# [Work to be completed]
Search the material below for the string "screenshot" and extract each line that has it.
• • • • •
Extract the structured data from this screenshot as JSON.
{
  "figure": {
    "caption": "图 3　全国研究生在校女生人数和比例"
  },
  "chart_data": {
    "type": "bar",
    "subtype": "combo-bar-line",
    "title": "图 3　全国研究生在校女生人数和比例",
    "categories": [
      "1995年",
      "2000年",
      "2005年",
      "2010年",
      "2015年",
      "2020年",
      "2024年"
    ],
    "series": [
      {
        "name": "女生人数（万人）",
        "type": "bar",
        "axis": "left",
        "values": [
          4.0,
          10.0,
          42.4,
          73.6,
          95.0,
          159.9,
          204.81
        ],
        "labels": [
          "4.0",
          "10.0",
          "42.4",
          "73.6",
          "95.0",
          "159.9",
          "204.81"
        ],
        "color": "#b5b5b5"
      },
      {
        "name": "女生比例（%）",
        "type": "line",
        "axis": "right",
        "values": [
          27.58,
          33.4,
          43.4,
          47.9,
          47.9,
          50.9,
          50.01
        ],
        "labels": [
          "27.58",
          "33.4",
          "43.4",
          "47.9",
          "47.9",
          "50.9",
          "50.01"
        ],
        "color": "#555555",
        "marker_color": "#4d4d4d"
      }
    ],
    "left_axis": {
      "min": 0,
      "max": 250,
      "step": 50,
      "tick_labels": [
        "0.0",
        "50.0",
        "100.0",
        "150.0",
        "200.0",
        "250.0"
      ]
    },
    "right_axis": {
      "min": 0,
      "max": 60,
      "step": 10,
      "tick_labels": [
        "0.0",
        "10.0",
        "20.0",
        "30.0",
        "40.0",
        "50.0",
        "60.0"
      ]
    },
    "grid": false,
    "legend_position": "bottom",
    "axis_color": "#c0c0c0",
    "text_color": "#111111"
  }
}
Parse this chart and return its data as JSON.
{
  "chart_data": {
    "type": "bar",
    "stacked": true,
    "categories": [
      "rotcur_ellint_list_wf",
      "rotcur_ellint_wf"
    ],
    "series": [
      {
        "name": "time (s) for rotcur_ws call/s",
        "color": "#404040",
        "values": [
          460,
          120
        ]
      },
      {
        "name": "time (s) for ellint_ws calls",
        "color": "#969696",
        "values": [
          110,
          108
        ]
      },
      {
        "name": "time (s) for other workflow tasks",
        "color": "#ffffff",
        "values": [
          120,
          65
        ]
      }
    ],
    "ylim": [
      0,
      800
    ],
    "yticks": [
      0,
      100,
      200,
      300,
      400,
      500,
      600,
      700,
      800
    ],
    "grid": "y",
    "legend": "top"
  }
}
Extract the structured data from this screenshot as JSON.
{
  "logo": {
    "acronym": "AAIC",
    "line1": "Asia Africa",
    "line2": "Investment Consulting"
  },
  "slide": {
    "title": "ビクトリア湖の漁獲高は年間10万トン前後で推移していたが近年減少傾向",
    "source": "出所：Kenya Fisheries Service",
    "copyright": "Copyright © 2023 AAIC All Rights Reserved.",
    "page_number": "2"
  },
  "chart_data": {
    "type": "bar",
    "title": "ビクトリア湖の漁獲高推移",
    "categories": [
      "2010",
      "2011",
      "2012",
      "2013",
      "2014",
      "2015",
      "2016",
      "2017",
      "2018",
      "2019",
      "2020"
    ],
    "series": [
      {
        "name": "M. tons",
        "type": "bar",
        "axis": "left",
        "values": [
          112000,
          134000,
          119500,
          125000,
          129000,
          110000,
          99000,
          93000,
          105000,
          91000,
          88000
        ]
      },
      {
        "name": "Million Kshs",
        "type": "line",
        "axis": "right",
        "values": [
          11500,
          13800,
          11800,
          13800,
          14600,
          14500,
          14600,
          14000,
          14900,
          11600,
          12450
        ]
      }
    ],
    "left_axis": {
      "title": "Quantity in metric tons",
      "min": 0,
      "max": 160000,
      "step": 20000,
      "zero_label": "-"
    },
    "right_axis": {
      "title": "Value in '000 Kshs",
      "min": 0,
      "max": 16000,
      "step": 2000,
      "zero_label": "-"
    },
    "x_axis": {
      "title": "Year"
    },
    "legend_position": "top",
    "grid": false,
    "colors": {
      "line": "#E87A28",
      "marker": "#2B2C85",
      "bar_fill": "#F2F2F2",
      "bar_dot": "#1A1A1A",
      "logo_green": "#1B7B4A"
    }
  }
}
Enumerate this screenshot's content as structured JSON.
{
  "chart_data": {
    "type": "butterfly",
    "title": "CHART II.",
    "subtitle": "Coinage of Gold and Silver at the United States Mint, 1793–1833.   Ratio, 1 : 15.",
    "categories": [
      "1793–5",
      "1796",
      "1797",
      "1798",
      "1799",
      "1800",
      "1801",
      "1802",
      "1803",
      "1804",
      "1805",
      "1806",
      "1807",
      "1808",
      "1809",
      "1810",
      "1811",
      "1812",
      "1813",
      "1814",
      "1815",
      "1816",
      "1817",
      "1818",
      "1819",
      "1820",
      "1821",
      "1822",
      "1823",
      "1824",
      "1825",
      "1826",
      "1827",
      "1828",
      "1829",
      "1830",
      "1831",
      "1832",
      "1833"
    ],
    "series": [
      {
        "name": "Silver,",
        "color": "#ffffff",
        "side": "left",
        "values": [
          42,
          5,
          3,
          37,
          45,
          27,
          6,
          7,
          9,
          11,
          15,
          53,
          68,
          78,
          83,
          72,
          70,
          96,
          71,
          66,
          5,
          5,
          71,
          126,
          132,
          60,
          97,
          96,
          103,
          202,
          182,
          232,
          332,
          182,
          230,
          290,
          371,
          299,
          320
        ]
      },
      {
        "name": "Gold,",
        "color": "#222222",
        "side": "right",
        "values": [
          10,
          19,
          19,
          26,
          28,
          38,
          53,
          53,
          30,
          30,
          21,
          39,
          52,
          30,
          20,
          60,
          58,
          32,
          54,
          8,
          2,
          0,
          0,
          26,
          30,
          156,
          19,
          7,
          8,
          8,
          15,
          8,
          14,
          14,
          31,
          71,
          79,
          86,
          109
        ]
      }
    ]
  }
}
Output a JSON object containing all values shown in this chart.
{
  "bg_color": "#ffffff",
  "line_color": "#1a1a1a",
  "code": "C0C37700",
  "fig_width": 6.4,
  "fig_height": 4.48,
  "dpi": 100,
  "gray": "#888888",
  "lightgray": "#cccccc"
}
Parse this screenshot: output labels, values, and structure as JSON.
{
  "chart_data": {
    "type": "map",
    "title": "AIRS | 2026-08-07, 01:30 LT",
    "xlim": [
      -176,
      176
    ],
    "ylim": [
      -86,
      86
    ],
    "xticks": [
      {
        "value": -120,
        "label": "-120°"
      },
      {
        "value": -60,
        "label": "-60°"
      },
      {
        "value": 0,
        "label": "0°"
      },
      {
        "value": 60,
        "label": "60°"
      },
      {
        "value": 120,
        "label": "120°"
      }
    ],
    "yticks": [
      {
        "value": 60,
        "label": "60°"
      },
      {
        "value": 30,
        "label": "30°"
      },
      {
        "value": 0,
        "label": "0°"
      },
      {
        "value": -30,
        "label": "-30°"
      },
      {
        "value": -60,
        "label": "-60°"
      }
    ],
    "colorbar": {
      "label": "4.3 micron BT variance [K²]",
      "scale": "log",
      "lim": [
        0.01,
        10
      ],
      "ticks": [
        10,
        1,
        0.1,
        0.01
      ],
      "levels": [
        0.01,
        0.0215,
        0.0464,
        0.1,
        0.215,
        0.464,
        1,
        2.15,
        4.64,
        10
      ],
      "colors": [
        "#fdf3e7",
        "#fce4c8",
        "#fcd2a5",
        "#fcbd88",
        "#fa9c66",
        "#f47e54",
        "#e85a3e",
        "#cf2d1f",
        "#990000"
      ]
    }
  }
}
• • • • •
# [Answer to this problem]
Extract the structured data from this screenshot as JSON.
Extract the structured data from this screenshot as JSON.
Enumerate this screenshot's content as structured JSON.
Parse this screenshot: output labels, values, and structure as JSON.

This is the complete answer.